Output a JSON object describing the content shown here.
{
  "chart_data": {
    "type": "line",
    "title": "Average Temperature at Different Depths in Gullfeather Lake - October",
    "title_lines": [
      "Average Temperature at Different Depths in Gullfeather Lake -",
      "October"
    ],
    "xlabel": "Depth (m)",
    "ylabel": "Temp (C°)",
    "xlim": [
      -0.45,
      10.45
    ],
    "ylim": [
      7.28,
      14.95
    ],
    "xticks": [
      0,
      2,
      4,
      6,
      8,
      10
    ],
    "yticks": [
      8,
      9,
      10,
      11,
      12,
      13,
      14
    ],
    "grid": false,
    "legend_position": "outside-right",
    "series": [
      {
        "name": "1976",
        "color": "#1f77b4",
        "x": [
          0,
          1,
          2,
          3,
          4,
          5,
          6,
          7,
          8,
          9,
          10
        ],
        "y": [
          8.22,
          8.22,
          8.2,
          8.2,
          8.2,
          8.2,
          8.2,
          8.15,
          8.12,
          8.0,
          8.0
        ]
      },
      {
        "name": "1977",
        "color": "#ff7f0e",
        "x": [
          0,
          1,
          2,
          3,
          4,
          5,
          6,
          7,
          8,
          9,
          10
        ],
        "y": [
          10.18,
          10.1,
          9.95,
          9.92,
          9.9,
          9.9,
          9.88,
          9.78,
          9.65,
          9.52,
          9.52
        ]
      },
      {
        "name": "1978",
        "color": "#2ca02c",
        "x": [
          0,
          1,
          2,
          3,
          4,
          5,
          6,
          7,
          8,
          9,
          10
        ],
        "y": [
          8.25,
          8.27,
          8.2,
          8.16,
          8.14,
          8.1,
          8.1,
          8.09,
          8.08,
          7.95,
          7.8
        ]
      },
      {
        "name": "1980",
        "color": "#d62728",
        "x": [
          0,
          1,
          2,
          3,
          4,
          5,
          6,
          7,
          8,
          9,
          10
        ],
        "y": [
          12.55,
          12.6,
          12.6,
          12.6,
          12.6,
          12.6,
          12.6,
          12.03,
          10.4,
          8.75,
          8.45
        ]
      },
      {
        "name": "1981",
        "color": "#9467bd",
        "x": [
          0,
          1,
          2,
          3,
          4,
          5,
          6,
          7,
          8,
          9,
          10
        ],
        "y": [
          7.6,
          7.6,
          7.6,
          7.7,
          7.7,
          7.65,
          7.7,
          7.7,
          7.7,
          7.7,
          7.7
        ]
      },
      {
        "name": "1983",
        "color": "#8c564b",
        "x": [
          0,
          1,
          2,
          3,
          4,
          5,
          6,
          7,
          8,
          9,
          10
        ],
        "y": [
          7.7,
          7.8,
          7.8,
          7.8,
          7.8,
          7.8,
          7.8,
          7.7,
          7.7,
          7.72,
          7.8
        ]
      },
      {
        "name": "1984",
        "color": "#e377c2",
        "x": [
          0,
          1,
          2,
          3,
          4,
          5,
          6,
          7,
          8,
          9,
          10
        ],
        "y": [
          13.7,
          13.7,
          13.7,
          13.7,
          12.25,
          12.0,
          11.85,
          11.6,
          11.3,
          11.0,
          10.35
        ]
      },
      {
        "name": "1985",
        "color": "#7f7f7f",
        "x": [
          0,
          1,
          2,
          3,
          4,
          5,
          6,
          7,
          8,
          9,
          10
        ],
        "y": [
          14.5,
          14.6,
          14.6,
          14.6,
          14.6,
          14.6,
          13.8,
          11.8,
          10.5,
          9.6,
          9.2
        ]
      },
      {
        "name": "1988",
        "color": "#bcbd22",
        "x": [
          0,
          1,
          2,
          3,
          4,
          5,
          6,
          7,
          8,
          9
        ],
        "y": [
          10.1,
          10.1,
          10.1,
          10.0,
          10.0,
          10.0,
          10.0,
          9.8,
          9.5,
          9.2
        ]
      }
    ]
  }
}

● What is needed
Go through the listing and print each line exactly as it appears.

● Written response
Output a JSON object describing the content shown here.
{
  "chart_data": {
    "type": "line",
    "title": "Average Temperature at Different Depths in Gullfeather Lake - October",
    "title_lines": [
      "Average Temperature at Different Depths in Gullfeather Lake -",
      "October"
    ],
    "xlabel": "Depth (m)",
    "ylabel": "Temp (C°)",
    "xlim": [
      -0.45,
      10.45
    ],
    "ylim": [
      7.28,
      14.95
    ],
    "xticks": [
      0,
      2,
      4,
      6,
      8,
      10
    ],
    "yticks": [
      8,
      9,
      10,
      11,
      12,
      13,
      14
    ],
    "grid": false,
    "legend_position": "outside-right",
    "series": [
      {
        "name": "1976",
        "color": "#1f77b4",
        "x": [
          0,
          1,
          2,
          3,
          4,
          5,
          6,
          7,
          8,
          9,
          10
        ],
        "y": [
          8.22,
          8.22,
          8.2,
          8.2,
          8.2,
          8.2,
          8.2,
          8.15,
          8.12,
          8.0,
          8.0
        ]
      },
      {
        "name": "1977",
        "color": "#ff7f0e",
        "x": [
          0,
          1,
          2,
          3,
          4,
          5,
          6,
          7,
          8,
          9,
          10
        ],
        "y": [
          10.18,
          10.1,
          9.95,
          9.92,
          9.9,
          9.9,
          9.88,
          9.78,
          9.65,
          9.52,
          9.52
        ]
      },
      {
        "name": "1978",
        "color": "#2ca02c",
        "x": [
          0,
          1,
          2,
          3,
          4,
          5,
          6,
          7,
          8,
          9,
          10
        ],
        "y": [
          8.25,
          8.27,
          8.2,
          8.16,
          8.14,
          8.1,
          8.1,
          8.09,
          8.08,
          7.95,
          7.8
        ]
      },
      {
        "name": "1980",
        "color": "#d62728",
        "x": [
          0,
          1,
          2,
          3,
          4,
          5,
          6,
          7,
          8,
          9,
          10
        ],
        "y": [
          12.55,
          12.6,
          12.6,
          12.6,
          12.6,
          12.6,
          12.6,
          12.03,
          10.4,
          8.75,
          8.45
        ]
      },
      {
        "name": "1981",
        "color": "#9467bd",
        "x": [
          0,
          1,
          2,
          3,
          4,
          5,
          6,
          7,
          8,
          9,
          10
        ],
        "y": [
          7.6,
          7.6,
          7.6,
          7.7,
          7.7,
          7.65,
          7.7,
          7.7,
          7.7,
          7.7,
          7.7
        ]
      },
      {
        "name": "1983",
        "color": "#8c564b",
        "x": [
          0,
          1,
          2,
          3,
          4,
          5,
          6,
          7,
          8,
          9,
          10
        ],
        "y": [
          7.7,
          7.8,
          7.8,
          7.8,
          7.8,
          7.8,
          7.8,
          7.7,
          7.7,
          7.72,
          7.8
        ]
      },
      {
        "name": "1984",
        "color": "#e377c2",
        "x": [
          0,
          1,
          2,
          3,
          4,
          5,
          6,
          7,
          8,
          9,
          10
        ],
        "y": [
          13.7,
          13.7,
          13.7,
          13.7,
          12.25,
          12.0,
          11.85,
          11.6,
          11.3,
          11.0,
          10.35
        ]
      },
      {
        "name": "1985",
        "color": "#7f7f7f",
        "x": [
          0,
          1,
          2,
          3,
          4,
          5,
          6,
          7,
          8,
          9,
          10
        ],
        "y": [
          14.5,
          14.6,
          14.6,
          14.6,
          14.6,
          14.6,
          13.8,
          11.8,
          10.5,
          9.6,
          9.2
        ]
      },
      {
        "name": "1988",
        "color": "#bcbd22",
        "x": [
          0,
          1,
          2,
          3,
          4,
          5,
          6,
          7,
          8,
          9
        ],
        "y": [
          10.1,
          10.1,
          10.1,
          10.0,
          10.0,
          10.0,
          10.0,
          9.8,
          9.5,
          9.2
        ]
      }
    ]
  }
}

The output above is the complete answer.